-- START Records supplied --

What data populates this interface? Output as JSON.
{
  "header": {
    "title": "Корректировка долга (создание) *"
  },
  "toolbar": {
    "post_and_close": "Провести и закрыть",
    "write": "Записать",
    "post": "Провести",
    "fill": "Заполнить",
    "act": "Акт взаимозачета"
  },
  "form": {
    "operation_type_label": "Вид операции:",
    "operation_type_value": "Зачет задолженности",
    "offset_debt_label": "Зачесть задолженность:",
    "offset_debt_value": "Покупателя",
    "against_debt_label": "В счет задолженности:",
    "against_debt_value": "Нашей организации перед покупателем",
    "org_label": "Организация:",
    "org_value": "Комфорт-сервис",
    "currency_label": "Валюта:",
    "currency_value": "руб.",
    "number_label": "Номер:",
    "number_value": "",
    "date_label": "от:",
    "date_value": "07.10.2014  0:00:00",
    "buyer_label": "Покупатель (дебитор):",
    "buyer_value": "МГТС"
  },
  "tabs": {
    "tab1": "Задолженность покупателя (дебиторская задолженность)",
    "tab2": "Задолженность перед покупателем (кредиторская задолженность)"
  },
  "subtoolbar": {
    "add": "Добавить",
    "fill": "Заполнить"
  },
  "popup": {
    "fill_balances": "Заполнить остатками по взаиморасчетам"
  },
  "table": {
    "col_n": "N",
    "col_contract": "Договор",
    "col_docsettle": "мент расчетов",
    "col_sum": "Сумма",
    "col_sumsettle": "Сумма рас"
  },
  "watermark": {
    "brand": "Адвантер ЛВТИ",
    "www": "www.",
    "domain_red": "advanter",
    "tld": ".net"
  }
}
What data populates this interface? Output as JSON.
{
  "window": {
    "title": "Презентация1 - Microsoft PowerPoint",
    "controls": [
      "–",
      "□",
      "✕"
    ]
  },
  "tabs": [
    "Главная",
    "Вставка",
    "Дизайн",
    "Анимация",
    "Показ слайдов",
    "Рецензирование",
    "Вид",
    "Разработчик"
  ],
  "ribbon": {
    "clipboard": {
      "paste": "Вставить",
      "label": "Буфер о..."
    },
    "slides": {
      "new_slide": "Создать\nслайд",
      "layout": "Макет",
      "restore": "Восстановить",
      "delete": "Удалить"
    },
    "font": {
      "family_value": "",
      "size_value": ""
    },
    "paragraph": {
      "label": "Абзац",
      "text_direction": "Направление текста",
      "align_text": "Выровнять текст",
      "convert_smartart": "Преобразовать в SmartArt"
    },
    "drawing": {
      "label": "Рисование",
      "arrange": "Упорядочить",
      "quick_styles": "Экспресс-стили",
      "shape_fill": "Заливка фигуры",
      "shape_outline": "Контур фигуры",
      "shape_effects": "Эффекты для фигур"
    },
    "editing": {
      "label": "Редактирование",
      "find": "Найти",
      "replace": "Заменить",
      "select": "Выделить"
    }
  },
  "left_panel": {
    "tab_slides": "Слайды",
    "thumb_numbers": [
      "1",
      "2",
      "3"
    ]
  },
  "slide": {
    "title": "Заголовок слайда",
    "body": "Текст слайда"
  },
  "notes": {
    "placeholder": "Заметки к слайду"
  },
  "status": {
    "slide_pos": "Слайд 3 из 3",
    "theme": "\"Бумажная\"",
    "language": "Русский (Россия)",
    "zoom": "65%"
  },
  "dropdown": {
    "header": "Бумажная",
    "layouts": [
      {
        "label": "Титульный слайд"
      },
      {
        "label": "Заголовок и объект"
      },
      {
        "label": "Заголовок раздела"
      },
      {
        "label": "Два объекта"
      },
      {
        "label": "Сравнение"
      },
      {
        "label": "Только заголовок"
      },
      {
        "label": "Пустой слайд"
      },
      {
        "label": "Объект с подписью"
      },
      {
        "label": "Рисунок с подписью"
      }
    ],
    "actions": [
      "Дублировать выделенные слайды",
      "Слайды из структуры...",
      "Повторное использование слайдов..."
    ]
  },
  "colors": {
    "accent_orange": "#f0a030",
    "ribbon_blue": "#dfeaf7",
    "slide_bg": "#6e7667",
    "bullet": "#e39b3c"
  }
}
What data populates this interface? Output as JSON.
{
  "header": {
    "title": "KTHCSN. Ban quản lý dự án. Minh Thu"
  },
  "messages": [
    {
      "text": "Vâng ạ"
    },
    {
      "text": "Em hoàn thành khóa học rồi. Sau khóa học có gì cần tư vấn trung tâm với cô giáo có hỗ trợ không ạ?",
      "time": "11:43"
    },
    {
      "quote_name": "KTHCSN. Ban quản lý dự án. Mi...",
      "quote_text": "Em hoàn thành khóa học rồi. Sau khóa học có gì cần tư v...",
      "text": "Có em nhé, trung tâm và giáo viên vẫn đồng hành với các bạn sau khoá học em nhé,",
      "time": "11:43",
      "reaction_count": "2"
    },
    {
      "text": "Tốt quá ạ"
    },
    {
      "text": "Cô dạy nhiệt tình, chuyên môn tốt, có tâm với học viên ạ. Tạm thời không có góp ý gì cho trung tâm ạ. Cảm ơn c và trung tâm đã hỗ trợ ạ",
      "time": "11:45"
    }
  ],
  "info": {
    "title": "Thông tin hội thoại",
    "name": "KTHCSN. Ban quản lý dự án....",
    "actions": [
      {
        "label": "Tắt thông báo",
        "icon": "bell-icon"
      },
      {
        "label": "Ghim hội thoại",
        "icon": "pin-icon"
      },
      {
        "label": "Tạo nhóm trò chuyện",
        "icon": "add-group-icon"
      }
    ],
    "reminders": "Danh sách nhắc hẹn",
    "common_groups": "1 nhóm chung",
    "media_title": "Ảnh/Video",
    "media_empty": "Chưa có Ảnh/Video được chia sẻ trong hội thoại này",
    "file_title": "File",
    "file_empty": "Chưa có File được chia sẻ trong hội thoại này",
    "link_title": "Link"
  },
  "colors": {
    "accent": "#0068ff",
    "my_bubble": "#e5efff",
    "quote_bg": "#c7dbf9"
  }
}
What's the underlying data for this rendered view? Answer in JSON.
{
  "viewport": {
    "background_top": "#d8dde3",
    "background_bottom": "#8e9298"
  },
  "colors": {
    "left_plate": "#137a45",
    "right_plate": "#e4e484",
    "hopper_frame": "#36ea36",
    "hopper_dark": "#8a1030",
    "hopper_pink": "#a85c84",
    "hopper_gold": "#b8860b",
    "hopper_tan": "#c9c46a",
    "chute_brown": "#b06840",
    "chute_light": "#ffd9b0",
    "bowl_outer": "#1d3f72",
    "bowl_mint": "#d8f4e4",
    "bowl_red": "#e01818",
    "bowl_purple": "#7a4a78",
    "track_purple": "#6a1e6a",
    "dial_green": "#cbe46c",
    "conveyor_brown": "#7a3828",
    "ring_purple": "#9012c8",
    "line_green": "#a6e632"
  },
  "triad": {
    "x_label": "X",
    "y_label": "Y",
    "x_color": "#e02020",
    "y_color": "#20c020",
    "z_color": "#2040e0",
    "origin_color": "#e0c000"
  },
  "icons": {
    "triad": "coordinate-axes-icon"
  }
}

-- END Records supplied --

Give all the entries again exactly; leave none out.

Written response:
What data populates this interface? Output as JSON.
{
  "header": {
    "title": "Корректировка долга (создание) *"
  },
  "toolbar": {
    "post_and_close": "Провести и закрыть",
    "write": "Записать",
    "post": "Провести",
    "fill": "Заполнить",
    "act": "Акт взаимозачета"
  },
  "form": {
    "operation_type_label": "Вид операции:",
    "operation_type_value": "Зачет задолженности",
    "offset_debt_label": "Зачесть задолженность:",
    "offset_debt_value": "Покупателя",
    "against_debt_label": "В счет задолженности:",
    "against_debt_value": "Нашей организации перед покупателем",
    "org_label": "Организация:",
    "org_value": "Комфорт-сервис",
    "currency_label": "Валюта:",
    "currency_value": "руб.",
    "number_label": "Номер:",
    "number_value": "",
    "date_label": "от:",
    "date_value": "07.10.2014  0:00:00",
    "buyer_label": "Покупатель (дебитор):",
    "buyer_value": "МГТС"
  },
  "tabs": {
    "tab1": "Задолженность покупателя (дебиторская задолженность)",
    "tab2": "Задолженность перед покупателем (кредиторская задолженность)"
  },
  "subtoolbar": {
    "add": "Добавить",
    "fill": "Заполнить"
  },
  "popup": {
    "fill_balances": "Заполнить остатками по взаиморасчетам"
  },
  "table": {
    "col_n": "N",
    "col_contract": "Договор",
    "col_docsettle": "мент расчетов",
    "col_sum": "Сумма",
    "col_sumsettle": "Сумма рас"
  },
  "watermark": {
    "brand": "Адвантер ЛВТИ",
    "www": "www.",
    "domain_red": "advanter",
    "tld": ".net"
  }
}
What data populates this interface? Output as JSON.
{
  "window": {
    "title": "Презентация1 - Microsoft PowerPoint",
    "controls": [
      "–",
      "□",
      "✕"
    ]
  },
  "tabs": [
    "Главная",
    "Вставка",
    "Дизайн",
    "Анимация",
    "Показ слайдов",
    "Рецензирование",
    "Вид",
    "Разработчик"
  ],
  "ribbon": {
    "clipboard": {
      "paste": "Вставить",
      "label": "Буфер о..."
    },
    "slides": {
      "new_slide": "Создать\nслайд",
      "layout": "Макет",
      "restore": "Восстановить",
      "delete": "Удалить"
    },
    "font": {
      "family_value": "",
      "size_value": ""
    },
    "paragraph": {
      "label": "Абзац",
      "text_direction": "Направление текста",
      "align_text": "Выровнять текст",
      "convert_smartart": "Преобразовать в SmartArt"
    },
    "drawing": {
      "label": "Рисование",
      "arrange": "Упорядочить",
      "quick_styles": "Экспресс-стили",
      "shape_fill": "Заливка фигуры",
      "shape_outline": "Контур фигуры",
      "shape_effects": "Эффекты для фигур"
    },
    "editing": {
      "label": "Редактирование",
      "find": "Найти",
      "replace": "Заменить",
      "select": "Выделить"
    }
  },
  "left_panel": {
    "tab_slides": "Слайды",
    "thumb_numbers": [
      "1",
      "2",
      "3"
    ]
  },
  "slide": {
    "title": "Заголовок слайда",
    "body": "Текст слайда"
  },
  "notes": {
    "placeholder": "Заметки к слайду"
  },
  "status": {
    "slide_pos": "Слайд 3 из 3",
    "theme": "\"Бумажная\"",
    "language": "Русский (Россия)",
    "zoom": "65%"
  },
  "dropdown": {
    "header": "Бумажная",
    "layouts": [
      {
        "label": "Титульный слайд"
      },
      {
        "label": "Заголовок и объект"
      },
      {
        "label": "Заголовок раздела"
      },
      {
        "label": "Два объекта"
      },
      {
        "label": "Сравнение"
      },
      {
        "label": "Только заголовок"
      },
      {
        "label": "Пустой слайд"
      },
      {
        "label": "Объект с подписью"
      },
      {
        "label": "Рисунок с подписью"
      }
    ],
    "actions": [
      "Дублировать выделенные слайды",
      "Слайды из структуры...",
      "Повторное использование слайдов..."
    ]
  },
  "colors": {
    "accent_orange": "#f0a030",
    "ribbon_blue": "#dfeaf7",
    "slide_bg": "#6e7667",
    "bullet": "#e39b3c"
  }
}
What data populates this interface? Output as JSON.
{
  "header": {
    "title": "KTHCSN. Ban quản lý dự án. Minh Thu"
  },
  "messages": [
    {
      "text": "Vâng ạ"
    },
    {
      "text": "Em hoàn thành khóa học rồi. Sau khóa học có gì cần tư vấn trung tâm với cô giáo có hỗ trợ không ạ?",
      "time": "11:43"
    },
    {
      "quote_name": "KTHCSN. Ban quản lý dự án. Mi...",
      "quote_text": "Em hoàn thành khóa học rồi. Sau khóa học có gì cần tư v...",
      "text": "Có em nhé, trung tâm và giáo viên vẫn đồng hành với các bạn sau khoá học em nhé,",
      "time": "11:43",
      "reaction_count": "2"
    },
    {
      "text": "Tốt quá ạ"
    },
    {
      "text": "Cô dạy nhiệt tình, chuyên môn tốt, có tâm với học viên ạ. Tạm thời không có góp ý gì cho trung tâm ạ. Cảm ơn c và trung tâm đã hỗ trợ ạ",
      "time": "11:45"
    }
  ],
  "info": {
    "title": "Thông tin hội thoại",
    "name": "KTHCSN. Ban quản lý dự án....",
    "actions": [
      {
        "label": "Tắt thông báo",
        "icon": "bell-icon"
      },
      {
        "label": "Ghim hội thoại",
        "icon": "pin-icon"
      },
      {
        "label": "Tạo nhóm trò chuyện",
        "icon": "add-group-icon"
      }
    ],
    "reminders": "Danh sách nhắc hẹn",
    "common_groups": "1 nhóm chung",
    "media_title": "Ảnh/Video",
    "media_empty": "Chưa có Ảnh/Video được chia sẻ trong hội thoại này",
    "file_title": "File",
    "file_empty": "Chưa có File được chia sẻ trong hội thoại này",
    "link_title": "Link"
  },
  "colors": {
    "accent": "#0068ff",
    "my_bubble": "#e5efff",
    "quote_bg": "#c7dbf9"
  }
}
What's the underlying data for this rendered view? Answer in JSON.
{
  "viewport": {
    "background_top": "#d8dde3",
    "background_bottom": "#8e9298"
  },
  "colors": {
    "left_plate": "#137a45",
    "right_plate": "#e4e484",
    "hopper_frame": "#36ea36",
    "hopper_dark": "#8a1030",
    "hopper_pink": "#a85c84",
    "hopper_gold": "#b8860b",
    "hopper_tan": "#c9c46a",
    "chute_brown": "#b06840",
    "chute_light": "#ffd9b0",
    "bowl_outer": "#1d3f72",
    "bowl_mint": "#d8f4e4",
    "bowl_red": "#e01818",
    "bowl_purple": "#7a4a78",
    "track_purple": "#6a1e6a",
    "dial_green": "#cbe46c",
    "conveyor_brown": "#7a3828",
    "ring_purple": "#9012c8",
    "line_green": "#a6e632"
  },
  "triad": {
    "x_label": "X",
    "y_label": "Y",
    "x_color": "#e02020",
    "y_color": "#20c020",
    "z_color": "#2040e0",
    "origin_color": "#e0c000"
  },
  "icons": {
    "triad": "coordinate-axes-icon"
  }
}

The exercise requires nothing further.